_EXERCISE MATERIALS_
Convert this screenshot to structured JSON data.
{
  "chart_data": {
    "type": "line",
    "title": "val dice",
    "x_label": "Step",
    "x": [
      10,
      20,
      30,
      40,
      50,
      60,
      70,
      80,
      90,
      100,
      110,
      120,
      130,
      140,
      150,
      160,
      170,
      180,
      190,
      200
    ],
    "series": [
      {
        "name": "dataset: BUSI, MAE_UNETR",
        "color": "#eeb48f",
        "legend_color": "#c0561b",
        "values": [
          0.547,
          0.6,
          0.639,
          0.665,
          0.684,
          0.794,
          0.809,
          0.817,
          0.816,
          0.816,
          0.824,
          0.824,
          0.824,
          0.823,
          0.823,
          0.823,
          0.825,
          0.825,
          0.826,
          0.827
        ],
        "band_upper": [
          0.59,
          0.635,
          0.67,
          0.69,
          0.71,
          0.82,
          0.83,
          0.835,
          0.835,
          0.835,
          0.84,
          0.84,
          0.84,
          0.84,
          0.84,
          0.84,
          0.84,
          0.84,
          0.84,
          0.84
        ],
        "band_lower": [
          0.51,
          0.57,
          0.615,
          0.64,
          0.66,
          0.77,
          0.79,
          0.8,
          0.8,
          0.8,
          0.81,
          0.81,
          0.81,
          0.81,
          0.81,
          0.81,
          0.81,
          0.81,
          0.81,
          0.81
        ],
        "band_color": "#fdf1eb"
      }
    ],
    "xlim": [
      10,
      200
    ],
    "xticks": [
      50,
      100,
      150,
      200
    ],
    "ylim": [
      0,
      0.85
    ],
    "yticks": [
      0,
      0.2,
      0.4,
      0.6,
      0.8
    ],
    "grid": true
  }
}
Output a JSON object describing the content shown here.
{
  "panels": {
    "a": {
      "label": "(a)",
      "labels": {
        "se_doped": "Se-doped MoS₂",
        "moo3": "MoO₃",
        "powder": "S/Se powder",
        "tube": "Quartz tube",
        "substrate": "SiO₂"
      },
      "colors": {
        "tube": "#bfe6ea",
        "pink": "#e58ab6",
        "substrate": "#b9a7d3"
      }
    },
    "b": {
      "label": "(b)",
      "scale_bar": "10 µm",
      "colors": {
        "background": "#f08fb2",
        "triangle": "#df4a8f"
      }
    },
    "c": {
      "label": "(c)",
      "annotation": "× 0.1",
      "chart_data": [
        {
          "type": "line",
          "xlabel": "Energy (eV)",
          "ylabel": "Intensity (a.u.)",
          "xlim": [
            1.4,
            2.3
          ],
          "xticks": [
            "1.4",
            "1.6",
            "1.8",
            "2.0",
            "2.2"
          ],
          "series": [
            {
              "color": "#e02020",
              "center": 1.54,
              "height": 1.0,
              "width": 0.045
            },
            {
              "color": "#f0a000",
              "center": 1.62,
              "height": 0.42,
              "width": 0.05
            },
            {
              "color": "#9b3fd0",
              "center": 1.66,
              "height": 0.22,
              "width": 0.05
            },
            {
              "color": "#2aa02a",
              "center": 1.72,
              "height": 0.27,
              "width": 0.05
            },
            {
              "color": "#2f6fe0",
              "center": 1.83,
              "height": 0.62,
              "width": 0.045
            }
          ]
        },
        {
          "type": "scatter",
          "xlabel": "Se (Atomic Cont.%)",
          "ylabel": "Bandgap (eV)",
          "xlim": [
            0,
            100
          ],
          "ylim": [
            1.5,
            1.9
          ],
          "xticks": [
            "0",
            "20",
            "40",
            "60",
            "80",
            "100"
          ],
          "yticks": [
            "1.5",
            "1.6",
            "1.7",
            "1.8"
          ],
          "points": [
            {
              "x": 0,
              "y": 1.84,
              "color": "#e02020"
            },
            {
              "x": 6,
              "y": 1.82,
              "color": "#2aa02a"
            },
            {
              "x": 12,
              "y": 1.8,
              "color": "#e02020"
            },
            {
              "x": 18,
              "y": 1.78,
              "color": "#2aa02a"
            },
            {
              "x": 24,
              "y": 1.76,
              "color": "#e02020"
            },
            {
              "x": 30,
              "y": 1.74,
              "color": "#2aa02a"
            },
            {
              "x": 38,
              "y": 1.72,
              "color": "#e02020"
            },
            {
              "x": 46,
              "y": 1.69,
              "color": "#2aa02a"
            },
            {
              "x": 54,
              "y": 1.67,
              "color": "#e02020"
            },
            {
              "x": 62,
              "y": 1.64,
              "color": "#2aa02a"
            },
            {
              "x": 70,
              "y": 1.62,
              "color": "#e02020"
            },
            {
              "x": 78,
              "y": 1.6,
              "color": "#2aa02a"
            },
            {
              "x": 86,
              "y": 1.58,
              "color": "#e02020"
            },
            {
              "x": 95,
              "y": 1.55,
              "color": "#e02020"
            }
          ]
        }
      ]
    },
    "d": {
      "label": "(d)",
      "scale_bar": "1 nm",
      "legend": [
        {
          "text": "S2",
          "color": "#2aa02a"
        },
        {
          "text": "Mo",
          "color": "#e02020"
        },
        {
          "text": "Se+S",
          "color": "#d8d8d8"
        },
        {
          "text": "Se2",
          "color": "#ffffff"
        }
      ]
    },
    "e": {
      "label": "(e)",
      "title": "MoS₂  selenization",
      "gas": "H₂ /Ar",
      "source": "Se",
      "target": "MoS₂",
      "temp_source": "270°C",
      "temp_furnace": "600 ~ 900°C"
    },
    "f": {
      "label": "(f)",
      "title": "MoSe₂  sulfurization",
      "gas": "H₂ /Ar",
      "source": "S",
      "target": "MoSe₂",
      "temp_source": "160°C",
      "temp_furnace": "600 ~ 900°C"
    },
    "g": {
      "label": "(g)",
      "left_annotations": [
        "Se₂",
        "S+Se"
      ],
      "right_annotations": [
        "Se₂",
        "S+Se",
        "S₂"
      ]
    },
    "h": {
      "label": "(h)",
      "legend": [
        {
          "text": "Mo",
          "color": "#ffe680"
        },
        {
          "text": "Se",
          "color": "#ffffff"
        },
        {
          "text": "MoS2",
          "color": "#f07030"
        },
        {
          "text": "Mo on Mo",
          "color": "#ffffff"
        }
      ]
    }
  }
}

_THE PROBLEM_
Write the entire listing out again, word for word.

_FULL OUTPUT_
Convert this screenshot to structured JSON data.
{
  "chart_data": {
    "type": "line",
    "title": "val dice",
    "x_label": "Step",
    "x": [
      10,
      20,
      30,
      40,
      50,
      60,
      70,
      80,
      90,
      100,
      110,
      120,
      130,
      140,
      150,
      160,
      170,
      180,
      190,
      200
    ],
    "series": [
      {
        "name": "dataset: BUSI, MAE_UNETR",
        "color": "#eeb48f",
        "legend_color": "#c0561b",
        "values": [
          0.547,
          0.6,
          0.639,
          0.665,
          0.684,
          0.794,
          0.809,
          0.817,
          0.816,
          0.816,
          0.824,
          0.824,
          0.824,
          0.823,
          0.823,
          0.823,
          0.825,
          0.825,
          0.826,
          0.827
        ],
        "band_upper": [
          0.59,
          0.635,
          0.67,
          0.69,
          0.71,
          0.82,
          0.83,
          0.835,
          0.835,
          0.835,
          0.84,
          0.84,
          0.84,
          0.84,
          0.84,
          0.84,
          0.84,
          0.84,
          0.84,
          0.84
        ],
        "band_lower": [
          0.51,
          0.57,
          0.615,
          0.64,
          0.66,
          0.77,
          0.79,
          0.8,
          0.8,
          0.8,
          0.81,
          0.81,
          0.81,
          0.81,
          0.81,
          0.81,
          0.81,
          0.81,
          0.81,
          0.81
        ],
        "band_color": "#fdf1eb"
      }
    ],
    "xlim": [
      10,
      200
    ],
    "xticks": [
      50,
      100,
      150,
      200
    ],
    "ylim": [
      0,
      0.85
    ],
    "yticks": [
      0,
      0.2,
      0.4,
      0.6,
      0.8
    ],
    "grid": true
  }
}
Output a JSON object describing the content shown here.
{
  "panels": {
    "a": {
      "label": "(a)",
      "labels": {
        "se_doped": "Se-doped MoS₂",
        "moo3": "MoO₃",
        "powder": "S/Se powder",
        "tube": "Quartz tube",
        "substrate": "SiO₂"
      },
      "colors": {
        "tube": "#bfe6ea",
        "pink": "#e58ab6",
        "substrate": "#b9a7d3"
      }
    },
    "b": {
      "label": "(b)",
      "scale_bar": "10 µm",
      "colors": {
        "background": "#f08fb2",
        "triangle": "#df4a8f"
      }
    },
    "c": {
      "label": "(c)",
      "annotation": "× 0.1",
      "chart_data": [
        {
          "type": "line",
          "xlabel": "Energy (eV)",
          "ylabel": "Intensity (a.u.)",
          "xlim": [
            1.4,
            2.3
          ],
          "xticks": [
            "1.4",
            "1.6",
            "1.8",
            "2.0",
            "2.2"
          ],
          "series": [
            {
              "color": "#e02020",
              "center": 1.54,
              "height": 1.0,
              "width": 0.045
            },
            {
              "color": "#f0a000",
              "center": 1.62,
              "height": 0.42,
              "width": 0.05
            },
            {
              "color": "#9b3fd0",
              "center": 1.66,
              "height": 0.22,
              "width": 0.05
            },
            {
              "color": "#2aa02a",
              "center": 1.72,
              "height": 0.27,
              "width": 0.05
            },
            {
              "color": "#2f6fe0",
              "center": 1.83,
              "height": 0.62,
              "width": 0.045
            }
          ]
        },
        {
          "type": "scatter",
          "xlabel": "Se (Atomic Cont.%)",
          "ylabel": "Bandgap (eV)",
          "xlim": [
            0,
            100
          ],
          "ylim": [
            1.5,
            1.9
          ],
          "xticks": [
            "0",
            "20",
            "40",
            "60",
            "80",
            "100"
          ],
          "yticks": [
            "1.5",
            "1.6",
            "1.7",
            "1.8"
          ],
          "points": [
            {
              "x": 0,
              "y": 1.84,
              "color": "#e02020"
            },
            {
              "x": 6,
              "y": 1.82,
              "color": "#2aa02a"
            },
            {
              "x": 12,
              "y": 1.8,
              "color": "#e02020"
            },
            {
              "x": 18,
              "y": 1.78,
              "color": "#2aa02a"
            },
            {
              "x": 24,
              "y": 1.76,
              "color": "#e02020"
            },
            {
              "x": 30,
              "y": 1.74,
              "color": "#2aa02a"
            },
            {
              "x": 38,
              "y": 1.72,
              "color": "#e02020"
            },
            {
              "x": 46,
              "y": 1.69,
              "color": "#2aa02a"
            },
            {
              "x": 54,
              "y": 1.67,
              "color": "#e02020"
            },
            {
              "x": 62,
              "y": 1.64,
              "color": "#2aa02a"
            },
            {
              "x": 70,
              "y": 1.62,
              "color": "#e02020"
            },
            {
              "x": 78,
              "y": 1.6,
              "color": "#2aa02a"
            },
            {
              "x": 86,
              "y": 1.58,
              "color": "#e02020"
            },
            {
              "x": 95,
              "y": 1.55,
              "color": "#e02020"
            }
          ]
        }
      ]
    },
    "d": {
      "label": "(d)",
      "scale_bar": "1 nm",
      "legend": [
        {
          "text": "S2",
          "color": "#2aa02a"
        },
        {
          "text": "Mo",
          "color": "#e02020"
        },
        {
          "text": "Se+S",
          "color": "#d8d8d8"
        },
        {
          "text": "Se2",
          "color": "#ffffff"
        }
      ]
    },
    "e": {
      "label": "(e)",
      "title": "MoS₂  selenization",
      "gas": "H₂ /Ar",
      "source": "Se",
      "target": "MoS₂",
      "temp_source": "270°C",
      "temp_furnace": "600 ~ 900°C"
    },
    "f": {
      "label": "(f)",
      "title": "MoSe₂  sulfurization",
      "gas": "H₂ /Ar",
      "source": "S",
      "target": "MoSe₂",
      "temp_source": "160°C",
      "temp_furnace": "600 ~ 900°C"
    },
    "g": {
      "label": "(g)",
      "left_annotations": [
        "Se₂",
        "S+Se"
      ],
      "right_annotations": [
        "Se₂",
        "S+Se",
        "S₂"
      ]
    },
    "h": {
      "label": "(h)",
      "legend": [
        {
          "text": "Mo",
          "color": "#ffe680"
        },
        {
          "text": "Se",
          "color": "#ffffff"
        },
        {
          "text": "MoS2",
          "color": "#f07030"
        },
        {
          "text": "Mo on Mo",
          "color": "#ffffff"
        }
      ]
    }
  }
}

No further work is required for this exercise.